■ Task requirements: Without including the pictures, copy out every line below.

(Collected data)
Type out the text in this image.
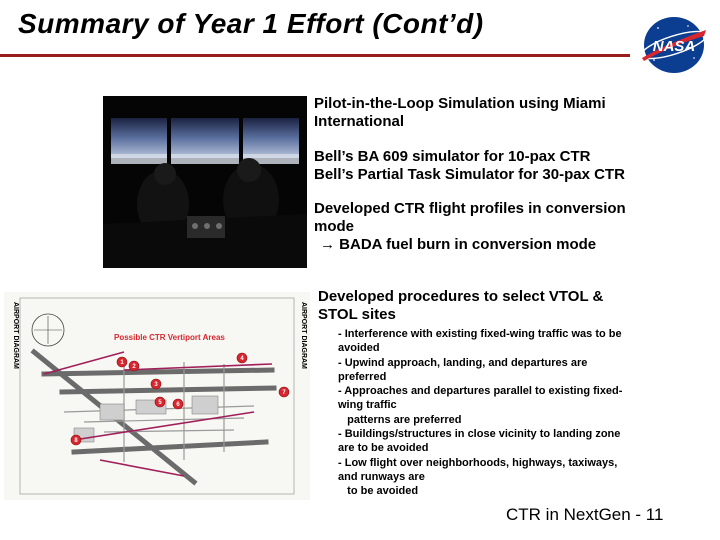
Summary of Year 1 Effort (Cont’d)
NASA
Pilot-in-the-Loop Simulation using Miami
International
Bell’s BA 609 simulator for 10-pax CTR
Bell’s Partial Task Simulator for 30-pax CTR
Developed CTR flight profiles in conversion
mode
→ BADA fuel burn in conversion mode
Developed procedures to select VTOL &
STOL sites
- Interference with existing fixed-wing traffic was to be
avoided
- Upwind approach, landing, and departures are
preferred
- Approaches and departures parallel to existing fixed-
wing traffic
patterns are preferred
- Buildings/structures in close vicinity to landing zone
are to be avoided
- Low flight over neighborhoods, highways, taxiways,
and runways are
to be avoided
AIRPORT DIAGRAM	AIRPORT DIAGRAM
Possible CTR Vertiport Areas
1
2
3
4
5 6
7
8
CTR in NextGen - 11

■ Task result:
Type out the text in this image.
Summary of Year 1 Effort (Cont’d)
NASA
Pilot-in-the-Loop Simulation using Miami
International
Bell’s BA 609 simulator for 10-pax CTR
Bell’s Partial Task Simulator for 30-pax CTR
Developed CTR flight profiles in conversion
mode
→ BADA fuel burn in conversion mode
Developed procedures to select VTOL &
STOL sites
- Interference with existing fixed-wing traffic was to be
avoided
- Upwind approach, landing, and departures are
preferred
- Approaches and departures parallel to existing fixed-
wing traffic
patterns are preferred
- Buildings/structures in close vicinity to landing zone
are to be avoided
- Low flight over neighborhoods, highways, taxiways,
and runways are
to be avoided
AIRPORT DIAGRAM	AIRPORT DIAGRAM
Possible CTR Vertiport Areas
1
2
3
4
5 6
7
8
CTR in NextGen - 11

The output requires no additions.